§ **Task to complete**
Extract from the listing each line in which the word "üstel" appears.

-- -- --

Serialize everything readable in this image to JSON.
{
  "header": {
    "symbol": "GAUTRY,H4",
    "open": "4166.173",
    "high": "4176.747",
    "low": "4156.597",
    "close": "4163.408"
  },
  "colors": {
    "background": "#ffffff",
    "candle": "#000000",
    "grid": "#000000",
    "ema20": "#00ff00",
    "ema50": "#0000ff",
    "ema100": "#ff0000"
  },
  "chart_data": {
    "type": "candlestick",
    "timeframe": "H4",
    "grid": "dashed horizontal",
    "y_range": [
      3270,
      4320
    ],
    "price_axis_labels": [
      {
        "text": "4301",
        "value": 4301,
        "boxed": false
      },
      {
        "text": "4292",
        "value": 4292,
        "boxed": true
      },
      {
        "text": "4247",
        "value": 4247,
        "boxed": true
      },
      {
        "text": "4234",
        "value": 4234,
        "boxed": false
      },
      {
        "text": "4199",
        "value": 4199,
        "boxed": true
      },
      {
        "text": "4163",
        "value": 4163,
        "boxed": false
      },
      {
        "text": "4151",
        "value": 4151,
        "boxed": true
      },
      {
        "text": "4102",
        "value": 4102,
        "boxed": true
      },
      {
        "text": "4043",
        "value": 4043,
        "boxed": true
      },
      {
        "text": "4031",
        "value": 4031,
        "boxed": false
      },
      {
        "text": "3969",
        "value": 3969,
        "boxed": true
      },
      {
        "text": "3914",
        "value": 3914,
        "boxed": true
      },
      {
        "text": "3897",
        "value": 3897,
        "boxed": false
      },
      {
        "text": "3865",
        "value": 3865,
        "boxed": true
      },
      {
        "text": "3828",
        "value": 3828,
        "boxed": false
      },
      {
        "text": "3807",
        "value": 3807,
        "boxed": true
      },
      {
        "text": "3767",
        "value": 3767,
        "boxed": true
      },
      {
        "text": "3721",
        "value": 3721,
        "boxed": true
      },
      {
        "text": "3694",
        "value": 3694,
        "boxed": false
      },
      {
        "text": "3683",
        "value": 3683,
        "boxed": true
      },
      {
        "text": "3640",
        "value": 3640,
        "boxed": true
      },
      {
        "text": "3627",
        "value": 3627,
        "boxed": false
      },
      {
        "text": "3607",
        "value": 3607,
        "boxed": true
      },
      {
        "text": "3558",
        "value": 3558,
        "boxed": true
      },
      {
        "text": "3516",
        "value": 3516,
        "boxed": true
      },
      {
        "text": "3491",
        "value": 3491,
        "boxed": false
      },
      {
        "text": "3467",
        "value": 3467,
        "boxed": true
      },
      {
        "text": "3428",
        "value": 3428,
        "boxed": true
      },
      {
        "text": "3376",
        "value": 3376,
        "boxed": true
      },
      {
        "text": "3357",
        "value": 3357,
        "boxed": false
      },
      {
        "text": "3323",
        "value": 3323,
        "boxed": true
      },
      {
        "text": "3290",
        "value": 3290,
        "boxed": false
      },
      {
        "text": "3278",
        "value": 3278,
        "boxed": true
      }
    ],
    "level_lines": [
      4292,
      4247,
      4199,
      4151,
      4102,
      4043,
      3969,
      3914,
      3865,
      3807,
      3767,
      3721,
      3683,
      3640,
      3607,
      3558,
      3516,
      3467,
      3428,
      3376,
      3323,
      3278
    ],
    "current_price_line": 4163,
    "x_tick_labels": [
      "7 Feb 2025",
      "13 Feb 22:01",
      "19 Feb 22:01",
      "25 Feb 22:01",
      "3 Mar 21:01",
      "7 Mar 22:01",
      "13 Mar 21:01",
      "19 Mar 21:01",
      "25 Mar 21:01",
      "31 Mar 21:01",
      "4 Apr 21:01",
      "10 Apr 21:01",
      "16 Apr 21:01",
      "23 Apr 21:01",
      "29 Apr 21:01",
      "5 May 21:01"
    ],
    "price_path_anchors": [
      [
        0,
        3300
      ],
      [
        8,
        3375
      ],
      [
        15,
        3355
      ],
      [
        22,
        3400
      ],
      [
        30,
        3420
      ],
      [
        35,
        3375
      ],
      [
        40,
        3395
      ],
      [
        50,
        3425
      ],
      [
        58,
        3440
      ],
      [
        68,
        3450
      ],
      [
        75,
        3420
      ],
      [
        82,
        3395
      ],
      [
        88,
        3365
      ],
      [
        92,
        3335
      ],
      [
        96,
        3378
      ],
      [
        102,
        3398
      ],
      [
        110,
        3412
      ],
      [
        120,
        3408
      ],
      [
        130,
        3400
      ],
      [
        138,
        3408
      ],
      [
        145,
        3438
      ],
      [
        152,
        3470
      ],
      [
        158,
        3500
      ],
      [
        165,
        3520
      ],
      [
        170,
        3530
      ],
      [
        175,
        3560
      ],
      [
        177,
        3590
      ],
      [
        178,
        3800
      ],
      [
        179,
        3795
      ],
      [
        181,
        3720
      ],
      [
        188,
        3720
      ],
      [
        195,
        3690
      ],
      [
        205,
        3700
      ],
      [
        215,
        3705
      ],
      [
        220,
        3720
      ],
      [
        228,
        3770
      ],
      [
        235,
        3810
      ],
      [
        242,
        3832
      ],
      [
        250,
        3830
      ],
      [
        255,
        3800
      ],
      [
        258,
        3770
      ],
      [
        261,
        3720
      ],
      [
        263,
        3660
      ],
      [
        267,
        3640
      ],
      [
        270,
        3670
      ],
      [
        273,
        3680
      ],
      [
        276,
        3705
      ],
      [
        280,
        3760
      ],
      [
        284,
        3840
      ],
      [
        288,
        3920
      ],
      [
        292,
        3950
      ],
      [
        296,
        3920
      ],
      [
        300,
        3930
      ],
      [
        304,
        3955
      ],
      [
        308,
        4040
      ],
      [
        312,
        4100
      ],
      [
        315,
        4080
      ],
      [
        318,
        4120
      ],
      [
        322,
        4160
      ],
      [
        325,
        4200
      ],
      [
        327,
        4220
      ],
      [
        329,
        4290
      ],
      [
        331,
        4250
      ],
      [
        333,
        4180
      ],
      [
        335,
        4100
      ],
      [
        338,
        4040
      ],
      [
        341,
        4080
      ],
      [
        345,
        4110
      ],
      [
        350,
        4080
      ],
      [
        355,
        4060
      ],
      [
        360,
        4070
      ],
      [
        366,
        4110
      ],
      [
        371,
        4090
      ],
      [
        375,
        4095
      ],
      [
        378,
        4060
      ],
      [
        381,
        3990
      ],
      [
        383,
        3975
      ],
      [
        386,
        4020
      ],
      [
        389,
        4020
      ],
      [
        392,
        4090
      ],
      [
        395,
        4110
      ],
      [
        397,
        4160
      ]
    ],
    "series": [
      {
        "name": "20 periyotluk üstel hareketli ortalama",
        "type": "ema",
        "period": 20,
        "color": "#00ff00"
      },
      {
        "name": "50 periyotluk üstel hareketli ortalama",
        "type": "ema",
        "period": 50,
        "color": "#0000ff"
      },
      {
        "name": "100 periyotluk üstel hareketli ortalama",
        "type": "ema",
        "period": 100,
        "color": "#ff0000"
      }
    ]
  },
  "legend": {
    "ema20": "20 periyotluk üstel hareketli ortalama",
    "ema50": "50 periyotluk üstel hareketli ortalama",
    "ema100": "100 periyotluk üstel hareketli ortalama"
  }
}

-- -- --

§ **Correct output**
        "name": "20 periyotluk üstel hareketli ortalama",
        "name": "50 periyotluk üstel hareketli ortalama",
        "name": "100 periyotluk üstel hareketli ortalama",
    "ema20": "20 periyotluk üstel hareketli ortalama",
    "ema50": "50 periyotluk üstel hareketli ortalama",
    "ema100": "100 periyotluk üstel hareketli ortalama"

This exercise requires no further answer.